[BEGIN Dataset entries]

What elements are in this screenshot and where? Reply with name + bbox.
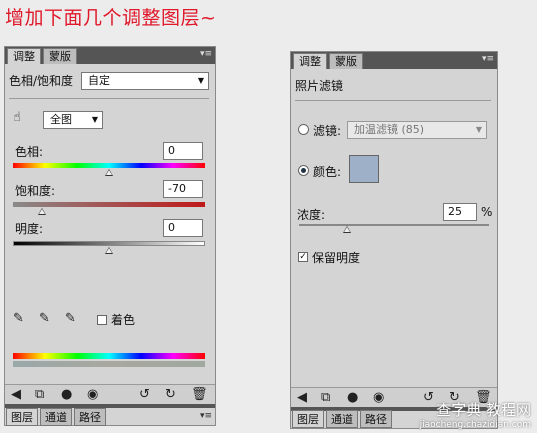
panel-menu-icon[interactable]: ▾≡: [482, 54, 494, 64]
colorize-checkbox[interactable]: [97, 315, 107, 325]
preset-dropdown[interactable]: 自定 ▼: [81, 72, 209, 90]
divider: [295, 100, 491, 101]
tab-adjustments[interactable]: 调整: [293, 53, 327, 69]
lightness-label: 明度:: [15, 222, 44, 236]
panel-tabstrip: 调整 蒙版 ▾≡: [5, 47, 215, 64]
tab-channels[interactable]: 通道: [40, 408, 72, 426]
chevron-down-icon: ▼: [91, 115, 98, 124]
back-arrow-icon[interactable]: ◀: [297, 391, 307, 405]
color-swatch[interactable]: [349, 155, 379, 183]
tab-channels[interactable]: 通道: [326, 410, 358, 428]
view-previous-icon[interactable]: ↺: [139, 388, 150, 402]
channel-dropdown[interactable]: 全图 ▼: [43, 111, 103, 129]
color-label: 颜色:: [313, 165, 342, 179]
bottom-panel-menu-icon[interactable]: ▾≡: [200, 411, 212, 421]
trash-icon[interactable]: 🗑: [191, 388, 208, 402]
hue-slider-thumb[interactable]: [105, 169, 113, 176]
saturation-slider-thumb[interactable]: [37, 208, 46, 215]
lightness-slider-thumb[interactable]: [105, 247, 113, 254]
density-slider-thumb[interactable]: [342, 226, 351, 233]
density-slider-track[interactable]: [299, 224, 489, 226]
clip-to-layer-icon[interactable]: ●: [347, 391, 358, 405]
visibility-eye-icon[interactable]: ◉: [373, 391, 384, 405]
tab-layers[interactable]: 图层: [6, 408, 38, 426]
color-spectrum-bar-bottom: [13, 361, 205, 367]
preset-value: 自定: [88, 74, 110, 87]
tab-masks[interactable]: 蒙版: [329, 53, 363, 69]
saturation-slider-track[interactable]: [13, 202, 205, 207]
preserve-luminosity-checkbox[interactable]: ✓: [298, 252, 308, 262]
panel-tabstrip: 调整 蒙版 ▾≡: [291, 52, 497, 69]
filter-label: 滤镜:: [313, 124, 342, 138]
adjustment-title: 色相/饱和度: [9, 74, 74, 88]
chevron-down-icon: ▼: [197, 76, 204, 85]
eyedropper-icon[interactable]: ✎: [13, 312, 24, 326]
adjustment-title: 照片滤镜: [295, 79, 344, 93]
on-image-adjust-hand-icon[interactable]: ☝: [13, 111, 21, 125]
lightness-slider-track[interactable]: [13, 241, 205, 246]
saturation-value-field[interactable]: -70: [163, 180, 203, 198]
hue-value-field[interactable]: 0: [163, 142, 203, 160]
color-spectrum-bar-top: [13, 353, 205, 359]
divider: [9, 98, 209, 99]
hue-label: 色相:: [15, 145, 44, 159]
colorize-label: 着色: [111, 313, 136, 327]
expand-view-icon[interactable]: ⧉: [35, 388, 44, 402]
expand-view-icon[interactable]: ⧉: [321, 391, 330, 405]
color-radio[interactable]: [298, 165, 309, 176]
panel-bottom-toolbar: ◀ ⧉ ● ◉ ↺ ↻ 🗑: [5, 384, 215, 404]
adjustments-panel-hue-saturation: 调整 蒙版 ▾≡ 色相/饱和度 自定 ▼ ☝ 全图 ▼ 色相: 0 饱和度: -…: [4, 46, 216, 426]
density-label: 浓度:: [297, 208, 326, 222]
hue-slider-track[interactable]: [13, 163, 205, 168]
eyedropper-minus-icon[interactable]: ✎: [65, 312, 76, 326]
watermark-url: jiaocheng.chazidian.com: [419, 420, 531, 430]
lightness-value-field[interactable]: 0: [163, 219, 203, 237]
watermark: 查字典 教程网 jiaocheng.chazidian.com: [420, 399, 531, 430]
panel-menu-icon[interactable]: ▾≡: [200, 49, 212, 59]
tab-adjustments[interactable]: 调整: [7, 48, 41, 64]
chevron-down-icon: ▼: [475, 125, 482, 134]
density-unit: %: [481, 205, 493, 219]
adjustments-panel-photo-filter: 调整 蒙版 ▾≡ 照片滤镜 滤镜: 加温滤镜 (85) ▼ 颜色: 浓度: 25…: [290, 51, 498, 429]
filter-radio[interactable]: [298, 124, 309, 135]
tab-masks[interactable]: 蒙版: [43, 48, 77, 64]
tab-paths[interactable]: 路径: [74, 408, 106, 426]
visibility-eye-icon[interactable]: ◉: [87, 388, 98, 402]
tab-layers[interactable]: 图层: [292, 410, 324, 428]
preserve-luminosity-label: 保留明度: [312, 251, 361, 265]
tab-paths[interactable]: 路径: [360, 410, 392, 428]
channel-value: 全图: [50, 113, 72, 126]
clip-to-layer-icon[interactable]: ●: [61, 388, 72, 402]
density-value-field[interactable]: 25: [443, 203, 477, 221]
filter-dropdown[interactable]: 加温滤镜 (85) ▼: [347, 121, 487, 139]
watermark-text: 查字典 教程网: [436, 401, 531, 419]
headline: 增加下面几个调整图层~: [5, 7, 217, 29]
reset-icon[interactable]: ↻: [165, 388, 176, 402]
back-arrow-icon[interactable]: ◀: [11, 388, 21, 402]
filter-value: 加温滤镜 (85): [354, 123, 425, 136]
saturation-label: 饱和度:: [15, 184, 56, 198]
eyedropper-plus-icon[interactable]: ✎: [39, 312, 50, 326]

[END Dataset entries]

What is required: Give every line of the records above as a numbered list, leaving out blank lines and the pictures.

Complete response:
1. What elements are in this screenshot and where? Reply with name + bbox.
2. panel-menu-icon[interactable]: ▾≡: [482, 54, 494, 64]
3. colorize-checkbox[interactable]: [97, 315, 107, 325]
4. preset-dropdown[interactable]: 自定 ▼: [81, 72, 209, 90]
5. divider: [295, 100, 491, 101]
6. tab-adjustments[interactable]: 调整: [293, 53, 327, 69]
7. lightness-label: 明度:: [15, 222, 44, 236]
8. panel-tabstrip: 调整 蒙版 ▾≡: [5, 47, 215, 64]
9. tab-channels[interactable]: 通道: [40, 408, 72, 426]
10. chevron-down-icon: ▼: [91, 115, 98, 124]
11. back-arrow-icon[interactable]: ◀: [297, 391, 307, 405]
12. color-swatch[interactable]: [349, 155, 379, 183]
13. tab-channels[interactable]: 通道: [326, 410, 358, 428]
14. view-previous-icon[interactable]: ↺: [139, 388, 150, 402]
15. channel-dropdown[interactable]: 全图 ▼: [43, 111, 103, 129]
16. color-label: 颜色:: [313, 165, 342, 179]
17. bottom-panel-menu-icon[interactable]: ▾≡: [200, 411, 212, 421]
18. trash-icon[interactable]: 🗑: [191, 388, 208, 402]
19. hue-slider-thumb[interactable]: [105, 169, 113, 176]
20. saturation-slider-thumb[interactable]: [37, 208, 46, 215]
21. lightness-slider-thumb[interactable]: [105, 247, 113, 254]
22. density-slider-thumb[interactable]: [342, 226, 351, 233]
23. density-slider-track[interactable]: [299, 224, 489, 226]
24. clip-to-layer-icon[interactable]: ●: [347, 391, 358, 405]
25. visibility-eye-icon[interactable]: ◉: [373, 391, 384, 405]
26. tab-layers[interactable]: 图层: [6, 408, 38, 426]
27. color-spectrum-bar-bottom: [13, 361, 205, 367]
28. preset-value: 自定: [88, 74, 110, 87]
29. tab-masks[interactable]: 蒙版: [329, 53, 363, 69]
30. saturation-slider-track[interactable]: [13, 202, 205, 207]
31. preserve-luminosity-checkbox[interactable]: ✓: [298, 252, 308, 262]
32. panel-tabstrip: 调整 蒙版 ▾≡: [291, 52, 497, 69]
33. filter-label: 滤镜:: [313, 124, 342, 138]
34. adjustment-title: 色相/饱和度: [9, 74, 74, 88]
35. chevron-down-icon: ▼: [197, 76, 204, 85]
36. eyedropper-icon[interactable]: ✎: [13, 312, 24, 326]
37. adjustment-title: 照片滤镜: [295, 79, 344, 93]
38. on-image-adjust-hand-icon[interactable]: ☝: [13, 111, 21, 125]
39. lightness-slider-track[interactable]: [13, 241, 205, 246]
40. saturation-value-field[interactable]: -70: [163, 180, 203, 198]
41. hue-value-field[interactable]: 0: [163, 142, 203, 160]
42. color-spectrum-bar-top: [13, 353, 205, 359]
43. divider: [9, 98, 209, 99]
44. hue-label: 色相:: [15, 145, 44, 159]
45. colorize-label: 着色: [111, 313, 136, 327]
46. expand-view-icon[interactable]: ⧉: [35, 388, 44, 402]
47. expand-view-icon[interactable]: ⧉: [321, 391, 330, 405]
48. color-radio[interactable]: [298, 165, 309, 176]
49. panel-bottom-toolbar: ◀ ⧉ ● ◉ ↺ ↻ 🗑: [5, 384, 215, 404]
50. adjustments-panel-hue-saturation: 调整 蒙版 ▾≡ 色相/饱和度 自定 ▼ ☝ 全图 ▼ 色相: 0 饱和度: -…: [4, 46, 216, 426]
51. density-label: 浓度:: [297, 208, 326, 222]
52. hue-slider-track[interactable]: [13, 163, 205, 168]
53. eyedropper-minus-icon[interactable]: ✎: [65, 312, 76, 326]
54. watermark-url: jiaocheng.chazidian.com: [419, 420, 531, 430]
55. lightness-value-field[interactable]: 0: [163, 219, 203, 237]
56. watermark: 查字典 教程网 jiaocheng.chazidian.com: [420, 399, 531, 430]
57. panel-menu-icon[interactable]: ▾≡: [200, 49, 212, 59]
58. tab-adjustments[interactable]: 调整: [7, 48, 41, 64]
59. chevron-down-icon: ▼: [475, 125, 482, 134]
60. density-unit: %: [481, 205, 493, 219]
61. adjustments-panel-photo-filter: 调整 蒙版 ▾≡ 照片滤镜 滤镜: 加温滤镜 (85) ▼ 颜色: 浓度: 25…: [290, 51, 498, 429]
62. filter-radio[interactable]: [298, 124, 309, 135]
63. tab-masks[interactable]: 蒙版: [43, 48, 77, 64]
64. tab-paths[interactable]: 路径: [74, 408, 106, 426]
65. visibility-eye-icon[interactable]: ◉: [87, 388, 98, 402]
66. tab-layers[interactable]: 图层: [292, 410, 324, 428]
67. preserve-luminosity-label: 保留明度: [312, 251, 361, 265]
68. tab-paths[interactable]: 路径: [360, 410, 392, 428]
69. channel-value: 全图: [50, 113, 72, 126]
70. clip-to-layer-icon[interactable]: ●: [61, 388, 72, 402]
71. density-value-field[interactable]: 25: [443, 203, 477, 221]
72. filter-dropdown[interactable]: 加温滤镜 (85) ▼: [347, 121, 487, 139]
73. watermark-text: 查字典 教程网: [436, 401, 531, 419]
74. headline: 增加下面几个调整图层~: [5, 7, 217, 29]
75. reset-icon[interactable]: ↻: [165, 388, 176, 402]
76. back-arrow-icon[interactable]: ◀: [11, 388, 21, 402]
77. filter-value: 加温滤镜 (85): [354, 123, 425, 136]
78. saturation-label: 饱和度:: [15, 184, 56, 198]
79. eyedropper-plus-icon[interactable]: ✎: [39, 312, 50, 326]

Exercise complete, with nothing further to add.